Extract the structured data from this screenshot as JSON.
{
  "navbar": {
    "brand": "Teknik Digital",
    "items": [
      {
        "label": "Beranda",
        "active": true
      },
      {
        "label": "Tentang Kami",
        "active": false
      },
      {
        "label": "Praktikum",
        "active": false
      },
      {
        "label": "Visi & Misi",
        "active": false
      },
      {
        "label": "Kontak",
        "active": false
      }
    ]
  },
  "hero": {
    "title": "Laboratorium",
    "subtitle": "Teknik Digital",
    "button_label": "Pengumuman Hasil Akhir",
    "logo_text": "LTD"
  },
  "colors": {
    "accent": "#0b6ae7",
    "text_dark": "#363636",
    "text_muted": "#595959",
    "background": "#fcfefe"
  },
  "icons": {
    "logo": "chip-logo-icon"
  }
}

* * *

Brief:
Reproduce each line verbatim.

Complete answer:
Extract the structured data from this screenshot as JSON.
{
  "navbar": {
    "brand": "Teknik Digital",
    "items": [
      {
        "label": "Beranda",
        "active": true
      },
      {
        "label": "Tentang Kami",
        "active": false
      },
      {
        "label": "Praktikum",
        "active": false
      },
      {
        "label": "Visi & Misi",
        "active": false
      },
      {
        "label": "Kontak",
        "active": false
      }
    ]
  },
  "hero": {
    "title": "Laboratorium",
    "subtitle": "Teknik Digital",
    "button_label": "Pengumuman Hasil Akhir",
    "logo_text": "LTD"
  },
  "colors": {
    "accent": "#0b6ae7",
    "text_dark": "#363636",
    "text_muted": "#595959",
    "background": "#fcfefe"
  },
  "icons": {
    "logo": "chip-logo-icon"
  }
}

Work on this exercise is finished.